### WHAT NEEDS TO BE DONE:
Quote the full listing word for word.
— START OF DATA SHOWN —
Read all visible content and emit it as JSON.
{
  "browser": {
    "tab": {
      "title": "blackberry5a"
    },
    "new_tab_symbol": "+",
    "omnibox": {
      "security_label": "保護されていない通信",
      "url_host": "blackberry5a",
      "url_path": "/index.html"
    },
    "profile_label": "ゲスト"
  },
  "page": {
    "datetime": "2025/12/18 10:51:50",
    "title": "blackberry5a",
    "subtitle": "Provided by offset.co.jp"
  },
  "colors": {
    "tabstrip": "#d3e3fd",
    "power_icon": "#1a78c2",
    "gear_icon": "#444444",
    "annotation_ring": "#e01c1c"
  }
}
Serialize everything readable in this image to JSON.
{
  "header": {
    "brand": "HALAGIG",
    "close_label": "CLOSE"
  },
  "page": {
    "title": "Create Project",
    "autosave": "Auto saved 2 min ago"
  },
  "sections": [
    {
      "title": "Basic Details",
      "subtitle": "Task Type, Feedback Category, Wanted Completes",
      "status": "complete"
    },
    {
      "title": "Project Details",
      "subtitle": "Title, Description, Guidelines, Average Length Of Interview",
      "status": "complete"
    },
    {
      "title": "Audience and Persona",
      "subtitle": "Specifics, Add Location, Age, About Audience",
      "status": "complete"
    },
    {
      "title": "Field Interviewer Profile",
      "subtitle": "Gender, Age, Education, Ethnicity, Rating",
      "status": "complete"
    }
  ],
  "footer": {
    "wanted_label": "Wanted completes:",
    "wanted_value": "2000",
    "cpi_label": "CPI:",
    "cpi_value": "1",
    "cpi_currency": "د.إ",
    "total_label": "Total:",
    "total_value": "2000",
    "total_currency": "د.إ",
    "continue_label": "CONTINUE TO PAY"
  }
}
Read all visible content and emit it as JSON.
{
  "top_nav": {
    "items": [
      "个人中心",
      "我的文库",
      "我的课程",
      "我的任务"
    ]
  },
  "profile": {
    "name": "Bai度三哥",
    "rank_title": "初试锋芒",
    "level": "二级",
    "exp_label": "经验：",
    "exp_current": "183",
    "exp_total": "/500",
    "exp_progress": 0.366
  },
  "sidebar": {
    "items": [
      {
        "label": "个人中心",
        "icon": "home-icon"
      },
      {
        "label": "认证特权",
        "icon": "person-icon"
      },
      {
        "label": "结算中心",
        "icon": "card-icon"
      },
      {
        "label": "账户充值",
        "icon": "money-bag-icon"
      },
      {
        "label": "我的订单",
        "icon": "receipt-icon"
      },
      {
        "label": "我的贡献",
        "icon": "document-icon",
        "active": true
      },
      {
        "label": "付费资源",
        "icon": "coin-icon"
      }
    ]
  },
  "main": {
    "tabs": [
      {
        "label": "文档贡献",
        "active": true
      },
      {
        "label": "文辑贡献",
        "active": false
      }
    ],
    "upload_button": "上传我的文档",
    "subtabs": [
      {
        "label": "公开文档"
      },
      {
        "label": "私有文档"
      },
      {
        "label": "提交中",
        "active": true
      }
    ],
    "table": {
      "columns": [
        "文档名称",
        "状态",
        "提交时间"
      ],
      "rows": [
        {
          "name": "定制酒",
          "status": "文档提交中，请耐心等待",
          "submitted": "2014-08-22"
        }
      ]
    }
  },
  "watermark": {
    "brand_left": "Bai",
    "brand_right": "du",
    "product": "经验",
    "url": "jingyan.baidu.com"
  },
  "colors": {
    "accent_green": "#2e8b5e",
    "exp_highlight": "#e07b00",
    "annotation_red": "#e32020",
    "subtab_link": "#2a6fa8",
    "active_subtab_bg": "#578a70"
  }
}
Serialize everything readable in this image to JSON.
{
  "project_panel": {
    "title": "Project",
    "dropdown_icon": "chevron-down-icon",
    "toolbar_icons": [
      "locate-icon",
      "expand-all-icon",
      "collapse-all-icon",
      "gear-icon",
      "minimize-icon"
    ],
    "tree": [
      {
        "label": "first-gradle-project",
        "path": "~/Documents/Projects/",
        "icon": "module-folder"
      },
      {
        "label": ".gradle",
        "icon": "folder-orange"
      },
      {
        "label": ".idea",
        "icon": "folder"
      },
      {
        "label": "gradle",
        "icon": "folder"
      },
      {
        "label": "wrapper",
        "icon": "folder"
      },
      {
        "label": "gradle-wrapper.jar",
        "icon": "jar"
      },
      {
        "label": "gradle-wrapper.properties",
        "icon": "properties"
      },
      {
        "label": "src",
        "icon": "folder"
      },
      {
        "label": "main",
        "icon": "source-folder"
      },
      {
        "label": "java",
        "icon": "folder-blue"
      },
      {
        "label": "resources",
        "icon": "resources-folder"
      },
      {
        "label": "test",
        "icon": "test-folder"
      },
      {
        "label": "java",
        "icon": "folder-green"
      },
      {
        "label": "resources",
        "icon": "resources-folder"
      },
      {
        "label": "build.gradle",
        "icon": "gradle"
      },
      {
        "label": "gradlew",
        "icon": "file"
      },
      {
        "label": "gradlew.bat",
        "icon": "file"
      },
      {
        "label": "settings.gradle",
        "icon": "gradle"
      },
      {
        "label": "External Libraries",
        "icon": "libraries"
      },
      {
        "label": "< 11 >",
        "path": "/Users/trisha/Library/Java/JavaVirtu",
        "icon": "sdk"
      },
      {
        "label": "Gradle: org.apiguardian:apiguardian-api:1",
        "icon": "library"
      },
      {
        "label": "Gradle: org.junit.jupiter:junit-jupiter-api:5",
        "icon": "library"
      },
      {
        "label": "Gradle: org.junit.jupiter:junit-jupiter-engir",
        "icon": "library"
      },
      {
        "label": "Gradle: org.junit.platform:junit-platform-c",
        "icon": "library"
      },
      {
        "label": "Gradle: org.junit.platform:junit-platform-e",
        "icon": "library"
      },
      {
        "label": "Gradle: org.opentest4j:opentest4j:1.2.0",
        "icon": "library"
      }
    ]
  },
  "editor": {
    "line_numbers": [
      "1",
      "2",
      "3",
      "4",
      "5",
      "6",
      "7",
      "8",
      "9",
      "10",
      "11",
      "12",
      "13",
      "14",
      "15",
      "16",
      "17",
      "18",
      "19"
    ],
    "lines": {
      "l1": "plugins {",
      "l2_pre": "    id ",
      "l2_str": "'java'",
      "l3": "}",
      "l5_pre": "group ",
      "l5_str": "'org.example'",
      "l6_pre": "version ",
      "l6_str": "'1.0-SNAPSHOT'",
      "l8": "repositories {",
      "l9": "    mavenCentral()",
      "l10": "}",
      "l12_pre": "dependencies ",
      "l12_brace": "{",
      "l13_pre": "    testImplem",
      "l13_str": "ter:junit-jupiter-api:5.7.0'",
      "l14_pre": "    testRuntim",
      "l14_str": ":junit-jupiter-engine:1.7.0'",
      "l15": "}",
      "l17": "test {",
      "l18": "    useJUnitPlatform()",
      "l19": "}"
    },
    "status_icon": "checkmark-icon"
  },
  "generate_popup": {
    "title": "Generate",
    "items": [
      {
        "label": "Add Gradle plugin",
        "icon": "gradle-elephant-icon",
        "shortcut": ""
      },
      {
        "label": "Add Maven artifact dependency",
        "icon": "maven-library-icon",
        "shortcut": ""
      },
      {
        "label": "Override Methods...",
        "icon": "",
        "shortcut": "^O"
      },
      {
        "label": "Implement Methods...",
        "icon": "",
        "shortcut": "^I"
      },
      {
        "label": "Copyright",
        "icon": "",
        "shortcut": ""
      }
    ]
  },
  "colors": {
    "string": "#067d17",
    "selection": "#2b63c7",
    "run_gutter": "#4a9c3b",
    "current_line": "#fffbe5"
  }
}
— END OF DATA SHOWN —
### ANSWER IN FULL:
Read all visible content and emit it as JSON.
{
  "browser": {
    "tab": {
      "title": "blackberry5a"
    },
    "new_tab_symbol": "+",
    "omnibox": {
      "security_label": "保護されていない通信",
      "url_host": "blackberry5a",
      "url_path": "/index.html"
    },
    "profile_label": "ゲスト"
  },
  "page": {
    "datetime": "2025/12/18 10:51:50",
    "title": "blackberry5a",
    "subtitle": "Provided by offset.co.jp"
  },
  "colors": {
    "tabstrip": "#d3e3fd",
    "power_icon": "#1a78c2",
    "gear_icon": "#444444",
    "annotation_ring": "#e01c1c"
  }
}
Serialize everything readable in this image to JSON.
{
  "header": {
    "brand": "HALAGIG",
    "close_label": "CLOSE"
  },
  "page": {
    "title": "Create Project",
    "autosave": "Auto saved 2 min ago"
  },
  "sections": [
    {
      "title": "Basic Details",
      "subtitle": "Task Type, Feedback Category, Wanted Completes",
      "status": "complete"
    },
    {
      "title": "Project Details",
      "subtitle": "Title, Description, Guidelines, Average Length Of Interview",
      "status": "complete"
    },
    {
      "title": "Audience and Persona",
      "subtitle": "Specifics, Add Location, Age, About Audience",
      "status": "complete"
    },
    {
      "title": "Field Interviewer Profile",
      "subtitle": "Gender, Age, Education, Ethnicity, Rating",
      "status": "complete"
    }
  ],
  "footer": {
    "wanted_label": "Wanted completes:",
    "wanted_value": "2000",
    "cpi_label": "CPI:",
    "cpi_value": "1",
    "cpi_currency": "د.إ",
    "total_label": "Total:",
    "total_value": "2000",
    "total_currency": "د.إ",
    "continue_label": "CONTINUE TO PAY"
  }
}
Read all visible content and emit it as JSON.
{
  "top_nav": {
    "items": [
      "个人中心",
      "我的文库",
      "我的课程",
      "我的任务"
    ]
  },
  "profile": {
    "name": "Bai度三哥",
    "rank_title": "初试锋芒",
    "level": "二级",
    "exp_label": "经验：",
    "exp_current": "183",
    "exp_total": "/500",
    "exp_progress": 0.366
  },
  "sidebar": {
    "items": [
      {
        "label": "个人中心",
        "icon": "home-icon"
      },
      {
        "label": "认证特权",
        "icon": "person-icon"
      },
      {
        "label": "结算中心",
        "icon": "card-icon"
      },
      {
        "label": "账户充值",
        "icon": "money-bag-icon"
      },
      {
        "label": "我的订单",
        "icon": "receipt-icon"
      },
      {
        "label": "我的贡献",
        "icon": "document-icon",
        "active": true
      },
      {
        "label": "付费资源",
        "icon": "coin-icon"
      }
    ]
  },
  "main": {
    "tabs": [
      {
        "label": "文档贡献",
        "active": true
      },
      {
        "label": "文辑贡献",
        "active": false
      }
    ],
    "upload_button": "上传我的文档",
    "subtabs": [
      {
        "label": "公开文档"
      },
      {
        "label": "私有文档"
      },
      {
        "label": "提交中",
        "active": true
      }
    ],
    "table": {
      "columns": [
        "文档名称",
        "状态",
        "提交时间"
      ],
      "rows": [
        {
          "name": "定制酒",
          "status": "文档提交中，请耐心等待",
          "submitted": "2014-08-22"
        }
      ]
    }
  },
  "watermark": {
    "brand_left": "Bai",
    "brand_right": "du",
    "product": "经验",
    "url": "jingyan.baidu.com"
  },
  "colors": {
    "accent_green": "#2e8b5e",
    "exp_highlight": "#e07b00",
    "annotation_red": "#e32020",
    "subtab_link": "#2a6fa8",
    "active_subtab_bg": "#578a70"
  }
}
Serialize everything readable in this image to JSON.
{
  "project_panel": {
    "title": "Project",
    "dropdown_icon": "chevron-down-icon",
    "toolbar_icons": [
      "locate-icon",
      "expand-all-icon",
      "collapse-all-icon",
      "gear-icon",
      "minimize-icon"
    ],
    "tree": [
      {
        "label": "first-gradle-project",
        "path": "~/Documents/Projects/",
        "icon": "module-folder"
      },
      {
        "label": ".gradle",
        "icon": "folder-orange"
      },
      {
        "label": ".idea",
        "icon": "folder"
      },
      {
        "label": "gradle",
        "icon": "folder"
      },
      {
        "label": "wrapper",
        "icon": "folder"
      },
      {
        "label": "gradle-wrapper.jar",
        "icon": "jar"
      },
      {
        "label": "gradle-wrapper.properties",
        "icon": "properties"
      },
      {
        "label": "src",
        "icon": "folder"
      },
      {
        "label": "main",
        "icon": "source-folder"
      },
      {
        "label": "java",
        "icon": "folder-blue"
      },
      {
        "label": "resources",
        "icon": "resources-folder"
      },
      {
        "label": "test",
        "icon": "test-folder"
      },
      {
        "label": "java",
        "icon": "folder-green"
      },
      {
        "label": "resources",
        "icon": "resources-folder"
      },
      {
        "label": "build.gradle",
        "icon": "gradle"
      },
      {
        "label": "gradlew",
        "icon": "file"
      },
      {
        "label": "gradlew.bat",
        "icon": "file"
      },
      {
        "label": "settings.gradle",
        "icon": "gradle"
      },
      {
        "label": "External Libraries",
        "icon": "libraries"
      },
      {
        "label": "< 11 >",
        "path": "/Users/trisha/Library/Java/JavaVirtu",
        "icon": "sdk"
      },
      {
        "label": "Gradle: org.apiguardian:apiguardian-api:1",
        "icon": "library"
      },
      {
        "label": "Gradle: org.junit.jupiter:junit-jupiter-api:5",
        "icon": "library"
      },
      {
        "label": "Gradle: org.junit.jupiter:junit-jupiter-engir",
        "icon": "library"
      },
      {
        "label": "Gradle: org.junit.platform:junit-platform-c",
        "icon": "library"
      },
      {
        "label": "Gradle: org.junit.platform:junit-platform-e",
        "icon": "library"
      },
      {
        "label": "Gradle: org.opentest4j:opentest4j:1.2.0",
        "icon": "library"
      }
    ]
  },
  "editor": {
    "line_numbers": [
      "1",
      "2",
      "3",
      "4",
      "5",
      "6",
      "7",
      "8",
      "9",
      "10",
      "11",
      "12",
      "13",
      "14",
      "15",
      "16",
      "17",
      "18",
      "19"
    ],
    "lines": {
      "l1": "plugins {",
      "l2_pre": "    id ",
      "l2_str": "'java'",
      "l3": "}",
      "l5_pre": "group ",
      "l5_str": "'org.example'",
      "l6_pre": "version ",
      "l6_str": "'1.0-SNAPSHOT'",
      "l8": "repositories {",
      "l9": "    mavenCentral()",
      "l10": "}",
      "l12_pre": "dependencies ",
      "l12_brace": "{",
      "l13_pre": "    testImplem",
      "l13_str": "ter:junit-jupiter-api:5.7.0'",
      "l14_pre": "    testRuntim",
      "l14_str": ":junit-jupiter-engine:1.7.0'",
      "l15": "}",
      "l17": "test {",
      "l18": "    useJUnitPlatform()",
      "l19": "}"
    },
    "status_icon": "checkmark-icon"
  },
  "generate_popup": {
    "title": "Generate",
    "items": [
      {
        "label": "Add Gradle plugin",
        "icon": "gradle-elephant-icon",
        "shortcut": ""
      },
      {
        "label": "Add Maven artifact dependency",
        "icon": "maven-library-icon",
        "shortcut": ""
      },
      {
        "label": "Override Methods...",
        "icon": "",
        "shortcut": "^O"
      },
      {
        "label": "Implement Methods...",
        "icon": "",
        "shortcut": "^I"
      },
      {
        "label": "Copyright",
        "icon": "",
        "shortcut": ""
      }
    ]
  },
  "colors": {
    "string": "#067d17",
    "selection": "#2b63c7",
    "run_gutter": "#4a9c3b",
    "current_line": "#fffbe5"
  }
}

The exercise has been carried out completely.